**Aim**
Copy, in full, each line of the material that holds the word "bestyrer".

**Dataset excerpts**
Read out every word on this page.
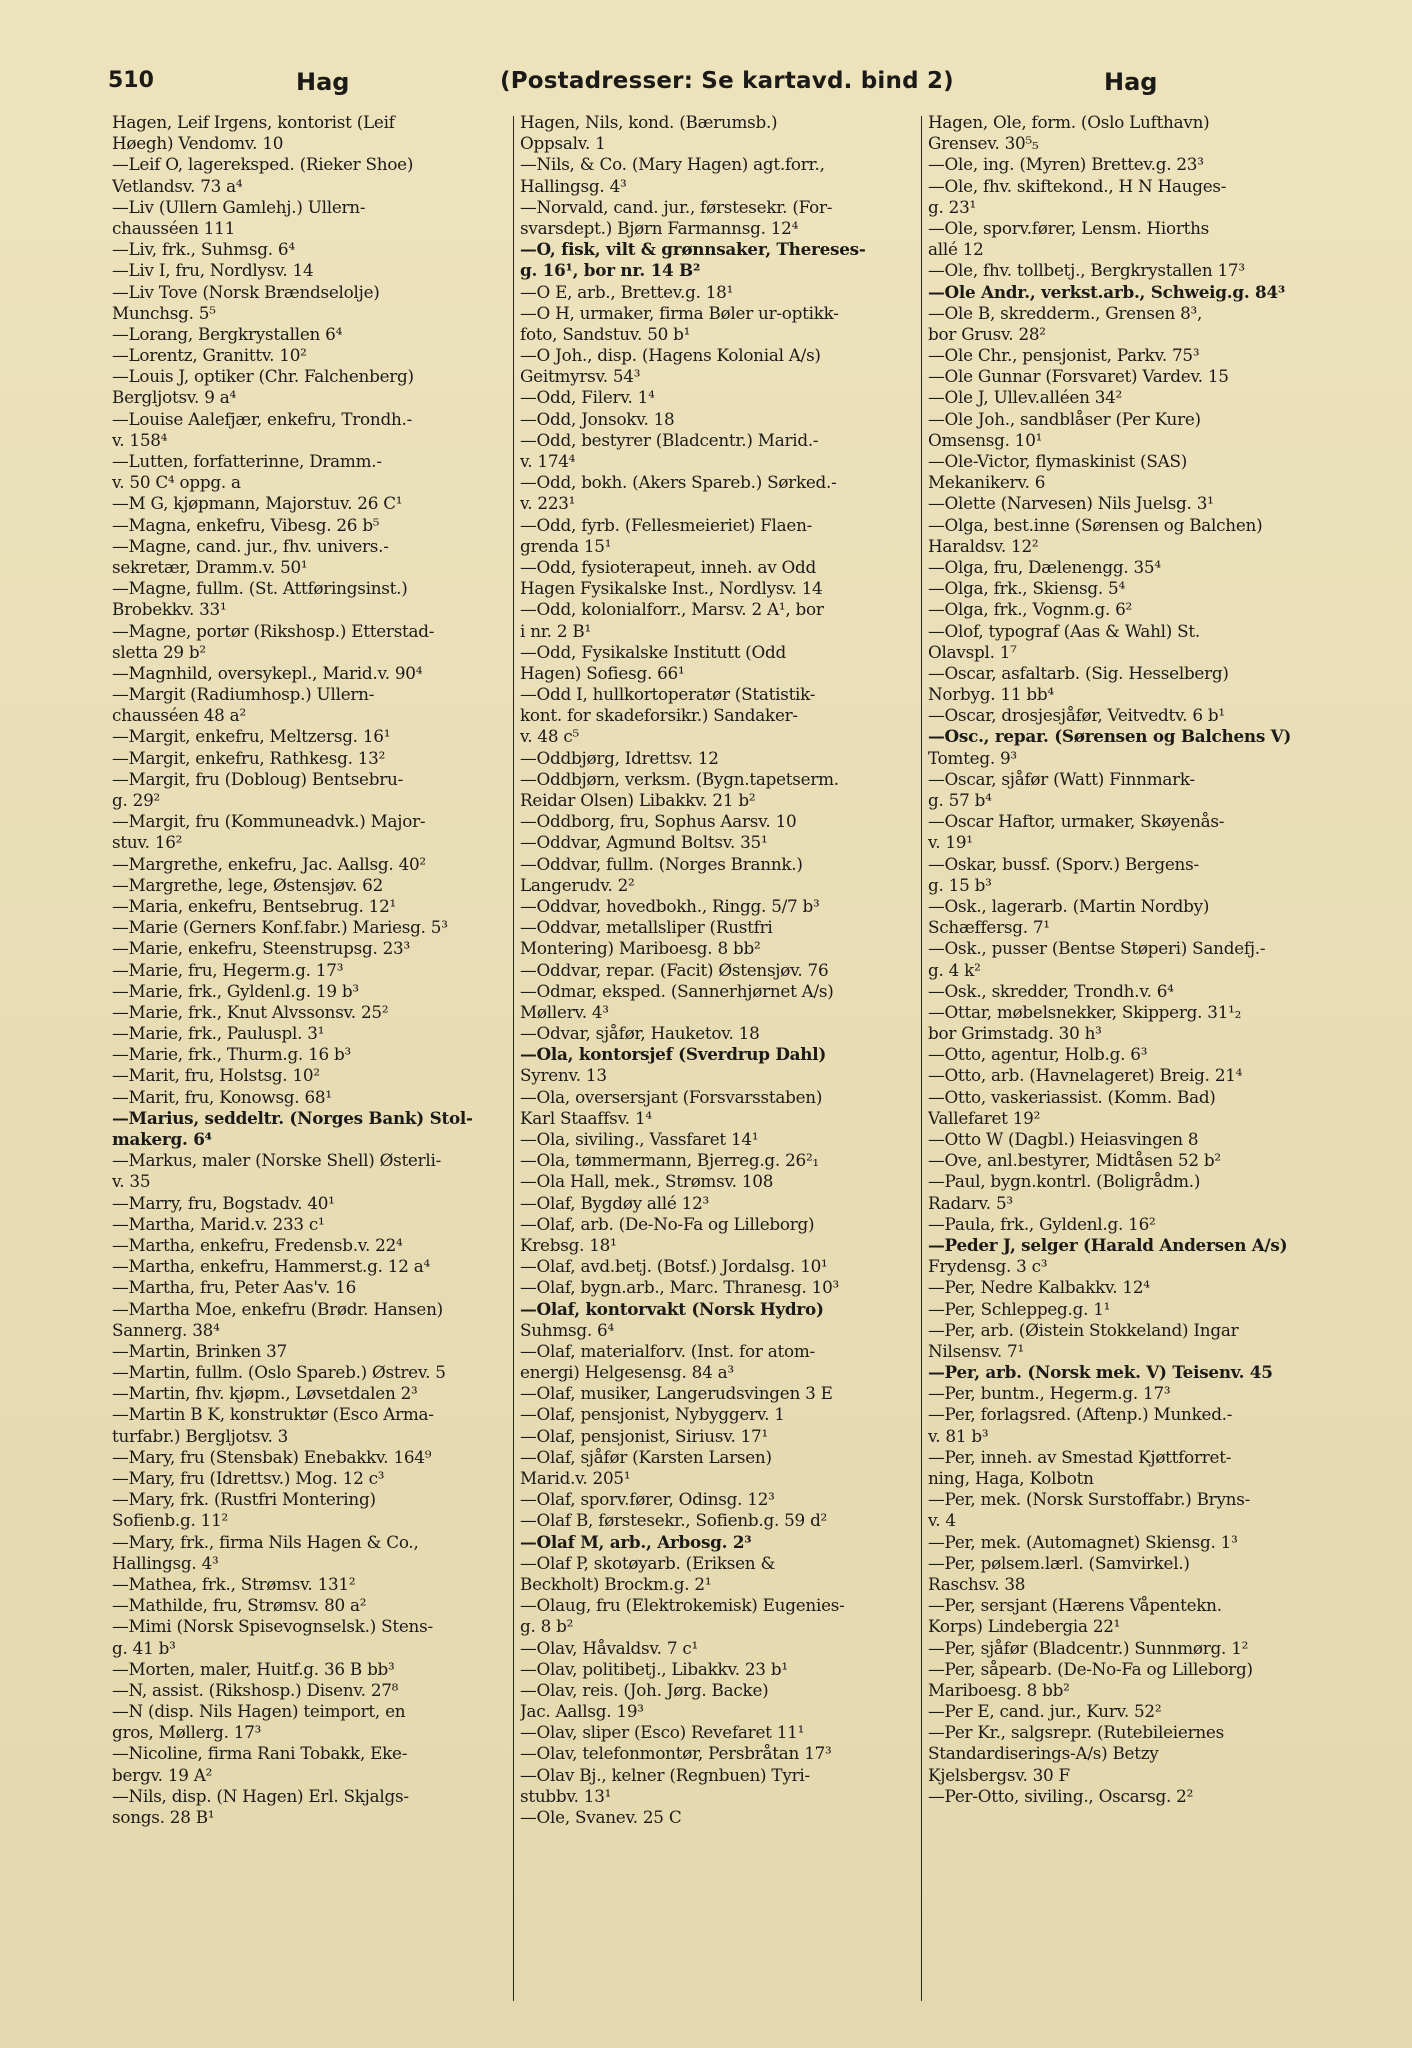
510	Hag	(Postadresser: Se kartavd. bind 2)	Hag
Hagen, Leif Irgens, kontorist (Leif
Høegh) Vendomv. 10
—Leif O, lagereksped. (Rieker Shoe)
Vetlandsv. 73 a⁴
—Liv (Ullern Gamlehj.) Ullern-
chausséen 111
—Liv, frk., Suhmsg. 6⁴
—Liv I, fru, Nordlysv. 14
—Liv Tove (Norsk Brændselolje)
Munchsg. 5⁵
—Lorang, Bergkrystallen 6⁴
—Lorentz, Granittv. 10²
—Louis J, optiker (Chr. Falchenberg)
Bergljotsv. 9 a⁴
—Louise Aalefjær, enkefru, Trondh.-
v. 158⁴
—Lutten, forfatterinne, Dramm.-
v. 50 C⁴ oppg. a
—M G, kjøpmann, Majorstuv. 26 C¹
—Magna, enkefru, Vibesg. 26 b⁵
—Magne, cand. jur., fhv. univers.-
sekretær, Dramm.v. 50¹
—Magne, fullm. (St. Attføringsinst.)
Brobekkv. 33¹
—Magne, portør (Rikshosp.) Etterstad-
sletta 29 b²
—Magnhild, oversykepl., Marid.v. 90⁴
—Margit (Radiumhosp.) Ullern-
chausséen 48 a²
—Margit, enkefru, Meltzersg. 16¹
—Margit, enkefru, Rathkesg. 13²
—Margit, fru (Dobloug) Bentsebru-
g. 29²
—Margit, fru (Kommuneadvk.) Major-
stuv. 16²
—Margrethe, enkefru, Jac. Aallsg. 40²
—Margrethe, lege, Østensjøv. 62
—Maria, enkefru, Bentsebrug. 12¹
—Marie (Gerners Konf.fabr.) Mariesg. 5³
—Marie, enkefru, Steenstrupsg. 23³
—Marie, fru, Hegerm.g. 17³
—Marie, frk., Gyldenl.g. 19 b³
—Marie, frk., Knut Alvssonsv. 25²
—Marie, frk., Pauluspl. 3¹
—Marie, frk., Thurm.g. 16 b³
—Marit, fru, Holstsg. 10²
—Marit, fru, Konowsg. 68¹
—Marius, seddeltr. (Norges Bank) Stol-
makerg. 6⁴
—Markus, maler (Norske Shell) Østerli-
v. 35
—Marry, fru, Bogstadv. 40¹
—Martha, Marid.v. 233 c¹
—Martha, enkefru, Fredensb.v. 22⁴
—Martha, enkefru, Hammerst.g. 12 a⁴
—Martha, fru, Peter Aas'v. 16
—Martha Moe, enkefru (Brødr. Hansen)
Sannerg. 38⁴
—Martin, Brinken 37
—Martin, fullm. (Oslo Spareb.) Østrev. 5
—Martin, fhv. kjøpm., Løvsetdalen 2³
—Martin B K, konstruktør (Esco Arma-
turfabr.) Bergljotsv. 3
—Mary, fru (Stensbak) Enebakkv. 164⁹
—Mary, fru (Idrettsv.) Mog. 12 c³
—Mary, frk. (Rustfri Montering)
Sofienb.g. 11²
—Mary, frk., firma Nils Hagen & Co.,
Hallingsg. 4³
—Mathea, frk., Strømsv. 131²
—Mathilde, fru, Strømsv. 80 a²
—Mimi (Norsk Spisevognselsk.) Stens-
g. 41 b³
—Morten, maler, Huitf.g. 36 B bb³
—N, assist. (Rikshosp.) Disenv. 27⁸
—N (disp. Nils Hagen) teimport, en
gros, Møllerg. 17³
—Nicoline, firma Rani Tobakk, Eke-
bergv. 19 A²
—Nils, disp. (N Hagen) Erl. Skjalgs-
songs. 28 B¹
Hagen, Nils, kond. (Bærumsb.)
Oppsalv. 1
—Nils, & Co. (Mary Hagen) agt.forr.,
Hallingsg. 4³
—Norvald, cand. jur., førstesekr. (For-
svarsdept.) Bjørn Farmannsg. 12⁴
—O, fisk, vilt & grønnsaker, Thereses-
g. 16¹, bor nr. 14 B²
—O E, arb., Brettev.g. 18¹
—O H, urmaker, firma Bøler ur-optikk-
foto, Sandstuv. 50 b¹
—O Joh., disp. (Hagens Kolonial A/s)
Geitmyrsv. 54³
—Odd, Filerv. 1⁴
—Odd, Jonsokv. 18
—Odd, bestyrer (Bladcentr.) Marid.-
v. 174⁴
—Odd, bokh. (Akers Spareb.) Sørked.-
v. 223¹
—Odd, fyrb. (Fellesmeieriet) Flaen-
grenda 15¹
—Odd, fysioterapeut, inneh. av Odd
Hagen Fysikalske Inst., Nordlysv. 14
—Odd, kolonialforr., Marsv. 2 A¹, bor
i nr. 2 B¹
—Odd, Fysikalske Institutt (Odd
Hagen) Sofiesg. 66¹
—Odd I, hullkortoperatør (Statistik-
kont. for skadeforsikr.) Sandaker-
v. 48 c⁵
—Oddbjørg, Idrettsv. 12
—Oddbjørn, verksm. (Bygn.tapetserm.
Reidar Olsen) Libakkv. 21 b²
—Oddborg, fru, Sophus Aarsv. 10
—Oddvar, Agmund Boltsv. 35¹
—Oddvar, fullm. (Norges Brannk.)
Langerudv. 2²
—Oddvar, hovedbokh., Ringg. 5/7 b³
—Oddvar, metallsliper (Rustfri
Montering) Mariboesg. 8 bb²
—Oddvar, repar. (Facit) Østensjøv. 76
—Odmar, eksped. (Sannerhjørnet A/s)
Møllerv. 4³
—Odvar, sjåfør, Hauketov. 18
—Ola, kontorsjef (Sverdrup Dahl)
Syrenv. 13
—Ola, oversersjant (Forsvarsstaben)
Karl Staaffsv. 1⁴
—Ola, siviling., Vassfaret 14¹
—Ola, tømmermann, Bjerreg.g. 26²₁
—Ola Hall, mek., Strømsv. 108
—Olaf, Bygdøy allé 12³
—Olaf, arb. (De-No-Fa og Lilleborg)
Krebsg. 18¹
—Olaf, avd.betj. (Botsf.) Jordalsg. 10¹
—Olaf, bygn.arb., Marc. Thranesg. 10³
—Olaf, kontorvakt (Norsk Hydro)
Suhmsg. 6⁴
—Olaf, materialforv. (Inst. for atom-
energi) Helgesensg. 84 a³
—Olaf, musiker, Langerudsvingen 3 E
—Olaf, pensjonist, Nybyggerv. 1
—Olaf, pensjonist, Siriusv. 17¹
—Olaf, sjåfør (Karsten Larsen)
Marid.v. 205¹
—Olaf, sporv.fører, Odinsg. 12³
—Olaf B, førstesekr., Sofienb.g. 59 d²
—Olaf M, arb., Arbosg. 2³
—Olaf P, skotøyarb. (Eriksen &
Beckholt) Brockm.g. 2¹
—Olaug, fru (Elektrokemisk) Eugenies-
g. 8 b²
—Olav, Håvaldsv. 7 c¹
—Olav, politibetj., Libakkv. 23 b¹
—Olav, reis. (Joh. Jørg. Backe)
Jac. Aallsg. 19³
—Olav, sliper (Esco) Revefaret 11¹
—Olav, telefonmontør, Persbråtan 17³
—Olav Bj., kelner (Regnbuen) Tyri-
stubbv. 13¹
—Ole, Svanev. 25 C
Hagen, Ole, form. (Oslo Lufthavn)
Grensev. 30⁵₅
—Ole, ing. (Myren) Brettev.g. 23³
—Ole, fhv. skiftekond., H N Hauges-
g. 23¹
—Ole, sporv.fører, Lensm. Hiorths
allé 12
—Ole, fhv. tollbetj., Bergkrystallen 17³
—Ole Andr., verkst.arb., Schweig.g. 84³
—Ole B, skredderm., Grensen 8³,
bor Grusv. 28²
—Ole Chr., pensjonist, Parkv. 75³
—Ole Gunnar (Forsvaret) Vardev. 15
—Ole J, Ullev.alléen 34²
—Ole Joh., sandblåser (Per Kure)
Omsensg. 10¹
—Ole-Victor, flymaskinist (SAS)
Mekanikerv. 6
—Olette (Narvesen) Nils Juelsg. 3¹
—Olga, best.inne (Sørensen og Balchen)
Haraldsv. 12²
—Olga, fru, Dælenengg. 35⁴
—Olga, frk., Skiensg. 5⁴
—Olga, frk., Vognm.g. 6²
—Olof, typograf (Aas & Wahl) St.
Olavspl. 1⁷
—Oscar, asfaltarb. (Sig. Hesselberg)
Norbyg. 11 bb⁴
—Oscar, drosjesjåfør, Veitvedtv. 6 b¹
—Osc., repar. (Sørensen og Balchens V)
Tomteg. 9³
—Oscar, sjåfør (Watt) Finnmark-
g. 57 b⁴
—Oscar Haftor, urmaker, Skøyenås-
v. 19¹
—Oskar, bussf. (Sporv.) Bergens-
g. 15 b³
—Osk., lagerarb. (Martin Nordby)
Schæffersg. 7¹
—Osk., pusser (Bentse Støperi) Sandefj.-
g. 4 k²
—Osk., skredder, Trondh.v. 6⁴
—Ottar, møbelsnekker, Skipperg. 31¹₂
bor Grimstadg. 30 h³
—Otto, agentur, Holb.g. 6³
—Otto, arb. (Havnelageret) Breig. 21⁴
—Otto, vaskeriassist. (Komm. Bad)
Vallefaret 19²
—Otto W (Dagbl.) Heiasvingen 8
—Ove, anl.bestyrer, Midtåsen 52 b²
—Paul, bygn.kontrl. (Boligrådm.)
Radarv. 5³
—Paula, frk., Gyldenl.g. 16²
—Peder J, selger (Harald Andersen A/s)
Frydensg. 3 c³
—Per, Nedre Kalbakkv. 12⁴
—Per, Schleppeg.g. 1¹
—Per, arb. (Øistein Stokkeland) Ingar
Nilsensv. 7¹
—Per, arb. (Norsk mek. V) Teisenv. 45
—Per, buntm., Hegerm.g. 17³
—Per, forlagsred. (Aftenp.) Munked.-
v. 81 b³
—Per, inneh. av Smestad Kjøttforret-
ning, Haga, Kolbotn
—Per, mek. (Norsk Surstoffabr.) Bryns-
v. 4
—Per, mek. (Automagnet) Skiensg. 1³
—Per, pølsem.lærl. (Samvirkel.)
Raschsv. 38
—Per, sersjant (Hærens Våpentekn.
Korps) Lindebergia 22¹
—Per, sjåfør (Bladcentr.) Sunnmørg. 1²
—Per, såpearb. (De-No-Fa og Lilleborg)
Mariboesg. 8 bb²
—Per E, cand. jur., Kurv. 52²
—Per Kr., salgsrepr. (Rutebileiernes
Standardiserings-A/s) Betzy
Kjelsbergsv. 30 F
—Per-Otto, siviling., Oscarsg. 2²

**Task solution**
—Odd, bestyrer (Bladcentr.) Marid.-
—Ove, anl.bestyrer, Midtåsen 52 b²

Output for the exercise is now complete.